### TASK REQUIREMENTS:
Say how many lines contain "type", using only the number.

### PROVIDED MATERIAL:
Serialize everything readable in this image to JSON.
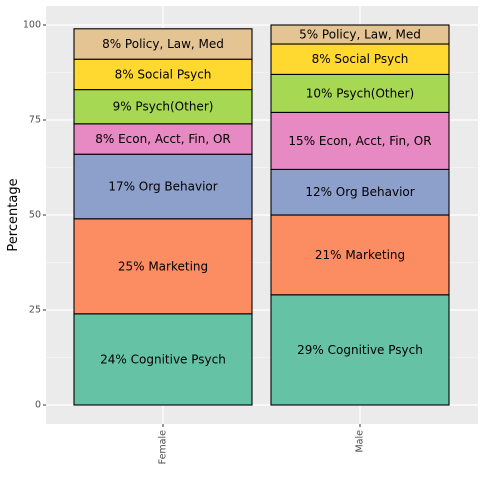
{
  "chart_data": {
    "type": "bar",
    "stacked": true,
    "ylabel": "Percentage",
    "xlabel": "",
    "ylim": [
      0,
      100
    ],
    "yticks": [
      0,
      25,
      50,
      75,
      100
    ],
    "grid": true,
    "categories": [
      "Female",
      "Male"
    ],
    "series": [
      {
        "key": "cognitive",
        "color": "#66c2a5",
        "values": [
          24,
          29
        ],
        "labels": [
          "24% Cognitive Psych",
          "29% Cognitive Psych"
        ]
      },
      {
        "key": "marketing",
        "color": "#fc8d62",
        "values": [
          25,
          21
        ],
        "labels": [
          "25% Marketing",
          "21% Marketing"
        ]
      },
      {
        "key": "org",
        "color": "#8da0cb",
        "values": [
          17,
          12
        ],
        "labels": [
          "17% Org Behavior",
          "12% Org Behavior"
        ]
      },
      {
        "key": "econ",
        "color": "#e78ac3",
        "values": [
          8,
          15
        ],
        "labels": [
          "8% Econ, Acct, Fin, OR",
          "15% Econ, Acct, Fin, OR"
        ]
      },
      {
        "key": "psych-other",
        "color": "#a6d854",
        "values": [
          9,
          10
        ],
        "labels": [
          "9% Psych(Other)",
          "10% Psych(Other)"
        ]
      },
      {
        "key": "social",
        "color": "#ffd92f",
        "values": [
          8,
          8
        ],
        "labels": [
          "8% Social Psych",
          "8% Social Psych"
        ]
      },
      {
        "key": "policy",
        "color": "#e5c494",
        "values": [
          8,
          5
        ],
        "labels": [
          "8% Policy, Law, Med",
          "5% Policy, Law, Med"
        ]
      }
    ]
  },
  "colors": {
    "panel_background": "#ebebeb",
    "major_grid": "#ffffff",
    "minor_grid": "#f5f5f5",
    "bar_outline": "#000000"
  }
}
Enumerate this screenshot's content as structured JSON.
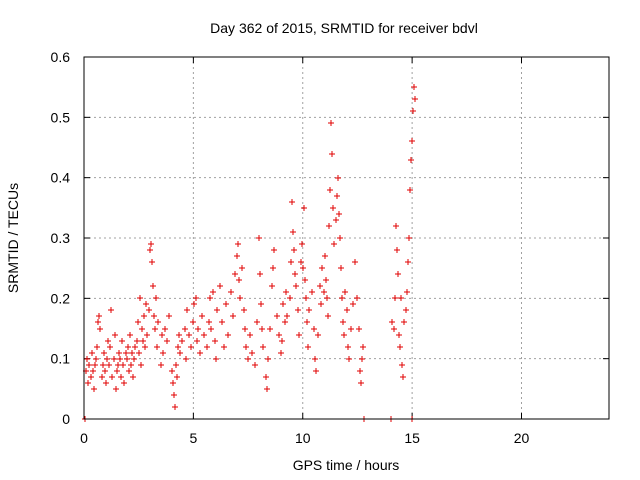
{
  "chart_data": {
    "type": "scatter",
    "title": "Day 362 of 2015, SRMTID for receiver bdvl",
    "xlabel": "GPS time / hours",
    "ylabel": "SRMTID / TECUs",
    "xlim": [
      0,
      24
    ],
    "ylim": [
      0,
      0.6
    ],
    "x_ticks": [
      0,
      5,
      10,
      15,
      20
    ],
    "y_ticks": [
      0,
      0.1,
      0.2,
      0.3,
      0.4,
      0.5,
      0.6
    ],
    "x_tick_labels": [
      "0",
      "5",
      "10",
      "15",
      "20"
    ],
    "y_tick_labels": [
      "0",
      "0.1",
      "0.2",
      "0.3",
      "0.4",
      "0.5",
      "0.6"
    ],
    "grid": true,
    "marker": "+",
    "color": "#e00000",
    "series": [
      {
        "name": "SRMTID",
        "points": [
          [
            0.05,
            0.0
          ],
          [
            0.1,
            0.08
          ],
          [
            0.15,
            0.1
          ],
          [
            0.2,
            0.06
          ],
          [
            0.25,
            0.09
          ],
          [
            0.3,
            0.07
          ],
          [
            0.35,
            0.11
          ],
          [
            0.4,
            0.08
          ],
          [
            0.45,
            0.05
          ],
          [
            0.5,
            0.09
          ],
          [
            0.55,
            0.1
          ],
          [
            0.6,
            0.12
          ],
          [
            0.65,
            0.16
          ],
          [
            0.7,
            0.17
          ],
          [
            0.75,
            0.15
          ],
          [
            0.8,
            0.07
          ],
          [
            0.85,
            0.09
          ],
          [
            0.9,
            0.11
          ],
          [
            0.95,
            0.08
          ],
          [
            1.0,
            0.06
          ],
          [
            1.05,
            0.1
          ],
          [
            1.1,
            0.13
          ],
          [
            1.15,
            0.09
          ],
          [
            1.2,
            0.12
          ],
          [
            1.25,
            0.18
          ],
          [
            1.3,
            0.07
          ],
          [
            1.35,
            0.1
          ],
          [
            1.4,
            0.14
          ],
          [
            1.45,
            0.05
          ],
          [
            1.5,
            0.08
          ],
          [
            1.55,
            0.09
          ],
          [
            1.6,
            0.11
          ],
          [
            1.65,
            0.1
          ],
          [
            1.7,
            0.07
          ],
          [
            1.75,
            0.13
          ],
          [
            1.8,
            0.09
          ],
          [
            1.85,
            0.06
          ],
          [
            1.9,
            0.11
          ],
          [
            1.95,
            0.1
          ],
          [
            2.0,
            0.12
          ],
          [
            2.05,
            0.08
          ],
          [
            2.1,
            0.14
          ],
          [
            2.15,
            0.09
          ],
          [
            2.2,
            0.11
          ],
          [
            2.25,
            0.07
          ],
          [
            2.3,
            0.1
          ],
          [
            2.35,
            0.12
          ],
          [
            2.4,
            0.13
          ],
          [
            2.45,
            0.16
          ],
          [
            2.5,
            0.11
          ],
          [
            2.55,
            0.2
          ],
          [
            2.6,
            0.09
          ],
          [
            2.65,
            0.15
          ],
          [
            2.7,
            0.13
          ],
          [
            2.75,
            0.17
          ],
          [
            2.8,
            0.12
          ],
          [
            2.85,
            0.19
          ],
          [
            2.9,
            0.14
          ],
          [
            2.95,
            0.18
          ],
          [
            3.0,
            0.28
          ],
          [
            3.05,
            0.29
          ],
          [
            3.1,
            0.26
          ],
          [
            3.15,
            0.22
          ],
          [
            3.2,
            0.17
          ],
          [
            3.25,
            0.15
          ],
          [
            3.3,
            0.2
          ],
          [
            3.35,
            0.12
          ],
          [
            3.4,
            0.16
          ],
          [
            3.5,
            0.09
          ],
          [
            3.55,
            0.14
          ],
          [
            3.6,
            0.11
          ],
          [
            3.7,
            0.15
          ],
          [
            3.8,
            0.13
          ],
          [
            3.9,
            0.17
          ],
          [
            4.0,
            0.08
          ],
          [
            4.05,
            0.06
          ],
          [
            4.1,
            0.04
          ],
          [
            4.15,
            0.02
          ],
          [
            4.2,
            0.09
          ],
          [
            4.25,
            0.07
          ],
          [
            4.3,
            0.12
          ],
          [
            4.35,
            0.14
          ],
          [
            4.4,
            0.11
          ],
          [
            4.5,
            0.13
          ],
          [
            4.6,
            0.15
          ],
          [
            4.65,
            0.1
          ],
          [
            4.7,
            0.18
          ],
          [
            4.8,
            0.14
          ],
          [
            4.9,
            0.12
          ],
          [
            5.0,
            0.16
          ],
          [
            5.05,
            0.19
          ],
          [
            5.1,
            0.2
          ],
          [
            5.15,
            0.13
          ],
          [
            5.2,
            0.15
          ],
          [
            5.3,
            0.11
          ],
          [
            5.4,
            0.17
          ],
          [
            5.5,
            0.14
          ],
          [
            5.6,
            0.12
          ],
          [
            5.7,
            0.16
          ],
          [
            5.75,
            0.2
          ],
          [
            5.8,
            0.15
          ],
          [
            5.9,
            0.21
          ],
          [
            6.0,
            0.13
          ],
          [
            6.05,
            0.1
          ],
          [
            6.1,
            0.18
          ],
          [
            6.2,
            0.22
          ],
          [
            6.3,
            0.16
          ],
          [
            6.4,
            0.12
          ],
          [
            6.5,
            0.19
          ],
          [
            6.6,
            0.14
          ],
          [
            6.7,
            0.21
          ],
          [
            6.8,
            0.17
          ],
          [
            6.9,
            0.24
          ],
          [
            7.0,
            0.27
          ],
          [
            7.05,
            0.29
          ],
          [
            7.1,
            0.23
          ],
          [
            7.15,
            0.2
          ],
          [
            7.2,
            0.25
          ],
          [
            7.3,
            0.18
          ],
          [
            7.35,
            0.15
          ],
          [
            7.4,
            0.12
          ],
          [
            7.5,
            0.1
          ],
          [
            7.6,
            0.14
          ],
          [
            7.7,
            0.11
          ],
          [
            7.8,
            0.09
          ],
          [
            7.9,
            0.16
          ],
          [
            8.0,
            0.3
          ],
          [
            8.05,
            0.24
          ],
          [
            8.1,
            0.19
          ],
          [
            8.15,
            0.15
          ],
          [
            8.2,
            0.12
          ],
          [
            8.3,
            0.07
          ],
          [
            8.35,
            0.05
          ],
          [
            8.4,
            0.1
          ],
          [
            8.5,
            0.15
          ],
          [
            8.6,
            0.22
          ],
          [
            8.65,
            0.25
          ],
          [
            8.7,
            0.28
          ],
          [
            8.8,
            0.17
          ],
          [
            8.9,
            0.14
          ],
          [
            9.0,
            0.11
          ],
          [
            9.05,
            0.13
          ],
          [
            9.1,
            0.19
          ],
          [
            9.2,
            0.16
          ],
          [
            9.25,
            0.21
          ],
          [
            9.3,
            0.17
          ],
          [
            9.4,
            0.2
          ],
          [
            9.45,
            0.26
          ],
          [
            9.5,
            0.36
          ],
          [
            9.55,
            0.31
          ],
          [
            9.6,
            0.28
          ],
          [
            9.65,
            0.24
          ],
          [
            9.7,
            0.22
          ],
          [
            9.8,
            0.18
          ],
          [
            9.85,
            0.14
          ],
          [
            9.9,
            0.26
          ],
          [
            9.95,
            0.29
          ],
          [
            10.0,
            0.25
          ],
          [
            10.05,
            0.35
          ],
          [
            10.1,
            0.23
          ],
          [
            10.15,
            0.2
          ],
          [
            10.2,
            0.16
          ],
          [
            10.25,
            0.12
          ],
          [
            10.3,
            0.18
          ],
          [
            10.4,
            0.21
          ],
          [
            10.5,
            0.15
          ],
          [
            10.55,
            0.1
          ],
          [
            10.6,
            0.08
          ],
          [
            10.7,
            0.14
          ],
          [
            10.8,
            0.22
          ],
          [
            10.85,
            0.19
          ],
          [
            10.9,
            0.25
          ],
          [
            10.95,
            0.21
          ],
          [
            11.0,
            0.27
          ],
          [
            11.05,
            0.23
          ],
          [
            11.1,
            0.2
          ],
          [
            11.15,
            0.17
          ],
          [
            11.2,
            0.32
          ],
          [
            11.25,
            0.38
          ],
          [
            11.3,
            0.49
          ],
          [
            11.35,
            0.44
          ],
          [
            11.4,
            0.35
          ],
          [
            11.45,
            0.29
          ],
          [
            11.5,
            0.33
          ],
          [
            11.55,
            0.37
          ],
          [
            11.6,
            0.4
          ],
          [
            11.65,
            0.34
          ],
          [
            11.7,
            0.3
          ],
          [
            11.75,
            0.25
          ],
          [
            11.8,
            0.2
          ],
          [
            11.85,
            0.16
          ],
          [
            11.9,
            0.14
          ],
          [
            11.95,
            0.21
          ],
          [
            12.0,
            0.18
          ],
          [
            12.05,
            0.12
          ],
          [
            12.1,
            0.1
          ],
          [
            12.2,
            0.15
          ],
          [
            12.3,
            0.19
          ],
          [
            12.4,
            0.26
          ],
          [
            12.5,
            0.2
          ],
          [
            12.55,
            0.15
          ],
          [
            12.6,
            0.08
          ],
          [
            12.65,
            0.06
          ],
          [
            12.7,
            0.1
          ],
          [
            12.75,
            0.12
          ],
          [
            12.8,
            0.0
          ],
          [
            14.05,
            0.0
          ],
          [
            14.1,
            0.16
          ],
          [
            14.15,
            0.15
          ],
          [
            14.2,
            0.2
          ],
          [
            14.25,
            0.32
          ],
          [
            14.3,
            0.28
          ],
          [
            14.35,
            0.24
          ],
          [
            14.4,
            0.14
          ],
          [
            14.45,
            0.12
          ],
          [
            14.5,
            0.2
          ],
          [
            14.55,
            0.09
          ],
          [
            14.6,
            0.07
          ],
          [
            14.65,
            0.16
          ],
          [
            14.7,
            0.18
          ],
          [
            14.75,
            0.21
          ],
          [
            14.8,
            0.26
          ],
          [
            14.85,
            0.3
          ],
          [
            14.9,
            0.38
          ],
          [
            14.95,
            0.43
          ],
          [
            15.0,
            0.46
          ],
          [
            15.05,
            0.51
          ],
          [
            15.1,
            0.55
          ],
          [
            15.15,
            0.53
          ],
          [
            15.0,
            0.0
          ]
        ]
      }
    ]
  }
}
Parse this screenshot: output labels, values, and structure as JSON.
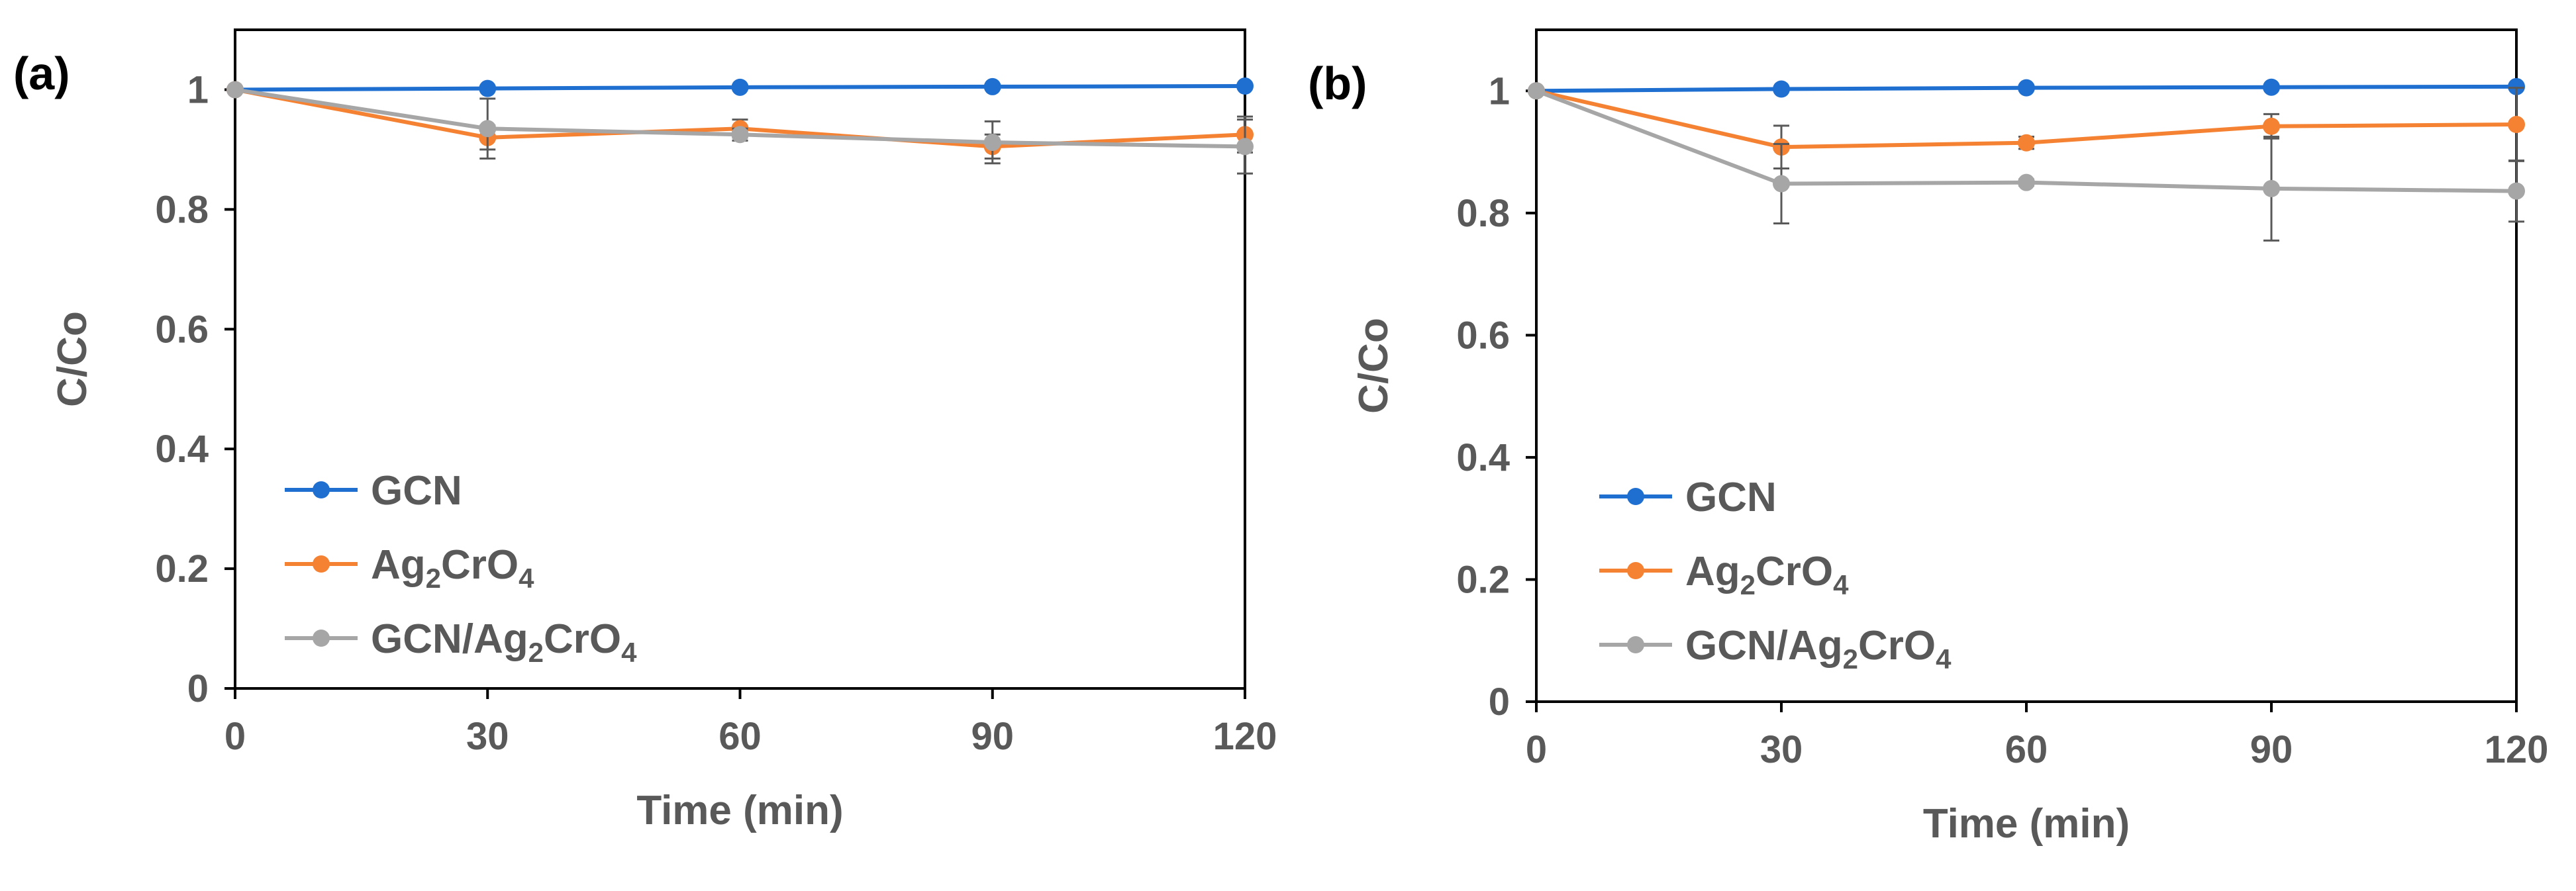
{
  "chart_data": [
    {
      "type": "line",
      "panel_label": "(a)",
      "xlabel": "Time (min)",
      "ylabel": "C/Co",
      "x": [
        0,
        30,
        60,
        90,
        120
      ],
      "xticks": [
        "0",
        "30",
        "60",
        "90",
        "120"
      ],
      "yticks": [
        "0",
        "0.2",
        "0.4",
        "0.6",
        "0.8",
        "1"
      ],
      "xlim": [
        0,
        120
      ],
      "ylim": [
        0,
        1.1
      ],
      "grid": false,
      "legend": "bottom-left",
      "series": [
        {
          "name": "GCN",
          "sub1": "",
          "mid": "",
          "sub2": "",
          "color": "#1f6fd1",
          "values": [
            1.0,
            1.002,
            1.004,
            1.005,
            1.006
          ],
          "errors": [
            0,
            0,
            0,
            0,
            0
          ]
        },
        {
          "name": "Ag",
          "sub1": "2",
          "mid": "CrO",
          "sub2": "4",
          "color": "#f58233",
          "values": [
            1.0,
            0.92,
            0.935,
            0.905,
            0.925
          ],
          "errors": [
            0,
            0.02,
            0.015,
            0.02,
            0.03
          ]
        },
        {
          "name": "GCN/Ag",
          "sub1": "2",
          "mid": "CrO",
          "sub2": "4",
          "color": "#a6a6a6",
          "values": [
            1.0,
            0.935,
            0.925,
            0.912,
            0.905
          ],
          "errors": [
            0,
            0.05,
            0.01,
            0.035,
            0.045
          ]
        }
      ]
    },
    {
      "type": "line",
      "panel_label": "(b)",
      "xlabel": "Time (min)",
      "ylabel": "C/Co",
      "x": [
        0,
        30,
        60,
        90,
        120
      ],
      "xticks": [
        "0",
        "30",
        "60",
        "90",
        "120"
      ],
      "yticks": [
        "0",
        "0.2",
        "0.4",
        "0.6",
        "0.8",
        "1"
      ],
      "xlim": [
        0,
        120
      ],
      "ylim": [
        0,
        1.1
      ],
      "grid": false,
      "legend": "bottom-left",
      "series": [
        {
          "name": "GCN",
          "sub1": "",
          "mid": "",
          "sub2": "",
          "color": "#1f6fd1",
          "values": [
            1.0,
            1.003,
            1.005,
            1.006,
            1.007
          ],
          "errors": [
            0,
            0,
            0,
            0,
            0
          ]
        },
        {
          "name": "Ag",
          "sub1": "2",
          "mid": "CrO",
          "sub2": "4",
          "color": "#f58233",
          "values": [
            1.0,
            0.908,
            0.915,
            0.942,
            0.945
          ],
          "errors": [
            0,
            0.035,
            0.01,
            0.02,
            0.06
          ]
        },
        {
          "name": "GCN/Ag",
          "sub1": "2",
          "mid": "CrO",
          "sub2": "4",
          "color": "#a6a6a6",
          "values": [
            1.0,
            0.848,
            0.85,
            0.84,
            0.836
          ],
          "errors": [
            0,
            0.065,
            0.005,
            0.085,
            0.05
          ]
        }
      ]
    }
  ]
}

### REPLY TO THE EXERCISE:
4